**DOCUMENT:**
# # #
Coal/water slurry and oxygen are reacted at high temperature and pressure to produce approximately 245 Btu/SCF syngas (LHV) in a Texaco gasifier. Molten ash flows out of the bottom of the gasifier into a water-filled sump where it forms a solid slag. The syngas moves from the gasifier to a radiant syngas cooler and a convective syngas cooler (CSC), which cool the syngas while generating high-pressure steam. The cooled gases flow to a water-wash syngas scrubber for particulate removal. Next, a hydrolysis reactor converts carbonyl sulfide (COS) in the raw syngas to hydrogen sulfide (H2S) that is more easily removed. The raw syngas is then further cooled before entering a conventional amine sulfur removal system and sulfuric acid plant (SAP). The cleaned gases are then reheated and routed to a combined-cycle system for power generation. A GE MS 7001FA gas turbine generates 192 MWe. Thermal NOx is controlled to 0.7 lb/MWh by injecting nitrogen. A steam turbine uses steam produced by cooling the syngas and superheated with the gas turbine exhaust gases in the HRSG to produce an additional 123 MWe. The air separation unit consumes 55 MW and auxiliaries require 10 MW, resulting in 250 MWe net power to the grid. The plant heat rate is 9,650 Btu/kWh (HHV).
# # #
**INSTRUCTION:** Continue the gasification plant description from its final sentence onward. The material that comes next has no connection to the gasification plant description.

**DATASET EXTRACT:**
# # #
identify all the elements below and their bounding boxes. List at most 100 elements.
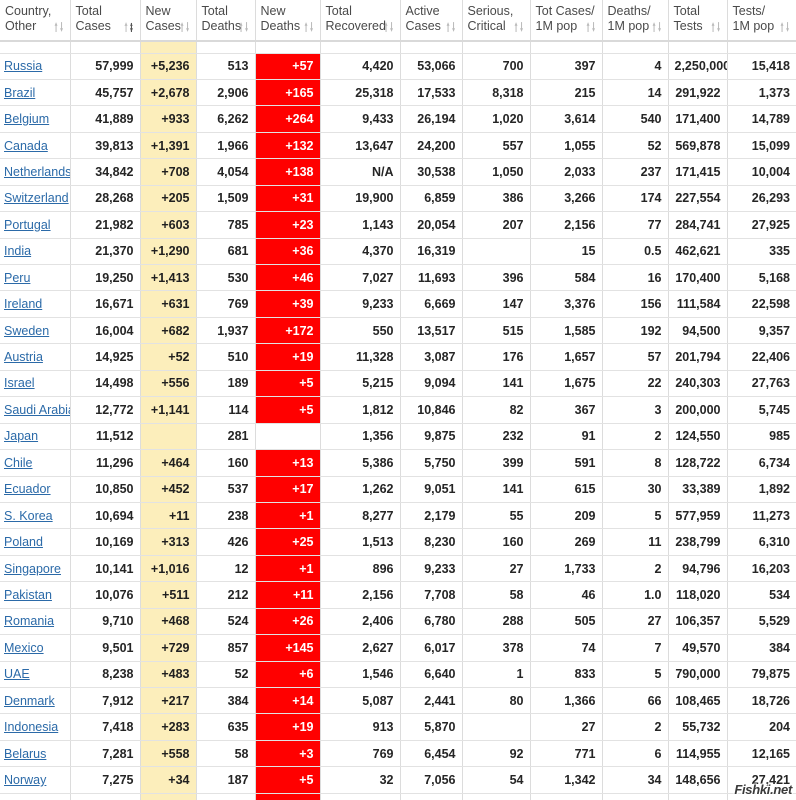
# # #
**ANSWER FOR THIS EXERCISE:**
Tampa Electric Integrated Gasification Combined-Cycle Process Flow Diagram
Larger jpeg or wmf version
The PPS IGCC removed over 97% of feedstock sulfur when operated on low-cost, high-sulfur coal, petcoke, and coal/petcoke blends.
Typical NOx emissions were 0.7 lb/MWh, which were below the permitted limit of 0.9 lb/MWh and far below New Source Performance Standard (NSPS) NOx levels of 1.6 lb/MWh for electric utility units.
The PM emissions were typically less than 0.04 lb/ MWh, which is about 5% of those from conventional coal-fired plants equipped with electrostatic precipitation.
The CO emissions were permitted at 99 lb/hr and averaged 7.2 lb/hr; volatile organic compound (VOC) emissions were negligible; and mercury emissions (on coal) without controls were half the potential release based on mercury levels in the coal.
The PPS combustion turbine logged 34,800 hours over the 5-year demonstration, of which 28,500 hours were syngas-fired; syngas firing produced over 8.6 million MWh of electricity.
The gasifier on-stream factor steadily increased, reaching 70–80% after 2½ years; overall PPS availability, with distillate fuel as backup, averaged 90% after 1½ years.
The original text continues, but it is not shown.